## Aim
Provide an exact transcription of all the records.
## Start Material provided
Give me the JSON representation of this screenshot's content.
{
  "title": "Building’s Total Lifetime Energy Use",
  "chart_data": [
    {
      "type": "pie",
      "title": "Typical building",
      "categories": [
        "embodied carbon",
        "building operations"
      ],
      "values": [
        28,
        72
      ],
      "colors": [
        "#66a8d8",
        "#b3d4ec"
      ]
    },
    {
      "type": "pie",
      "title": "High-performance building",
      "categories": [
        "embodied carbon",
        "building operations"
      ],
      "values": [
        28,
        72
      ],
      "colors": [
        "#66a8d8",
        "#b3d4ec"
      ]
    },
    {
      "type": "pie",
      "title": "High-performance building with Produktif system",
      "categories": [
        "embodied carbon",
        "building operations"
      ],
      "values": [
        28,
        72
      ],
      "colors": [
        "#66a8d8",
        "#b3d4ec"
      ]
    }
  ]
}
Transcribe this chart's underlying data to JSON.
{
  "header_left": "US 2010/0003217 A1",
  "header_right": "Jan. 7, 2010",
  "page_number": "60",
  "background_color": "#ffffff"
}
## End Material provided
## Result below
Give me the JSON representation of this screenshot's content.
{
  "title": "Building’s Total Lifetime Energy Use",
  "chart_data": [
    {
      "type": "pie",
      "title": "Typical building",
      "categories": [
        "embodied carbon",
        "building operations"
      ],
      "values": [
        28,
        72
      ],
      "colors": [
        "#66a8d8",
        "#b3d4ec"
      ]
    },
    {
      "type": "pie",
      "title": "High-performance building",
      "categories": [
        "embodied carbon",
        "building operations"
      ],
      "values": [
        28,
        72
      ],
      "colors": [
        "#66a8d8",
        "#b3d4ec"
      ]
    },
    {
      "type": "pie",
      "title": "High-performance building with Produktif system",
      "categories": [
        "embodied carbon",
        "building operations"
      ],
      "values": [
        28,
        72
      ],
      "colors": [
        "#66a8d8",
        "#b3d4ec"
      ]
    }
  ]
}
Transcribe this chart's underlying data to JSON.
{
  "header_left": "US 2010/0003217 A1",
  "header_right": "Jan. 7, 2010",
  "page_number": "60",
  "background_color": "#ffffff"
}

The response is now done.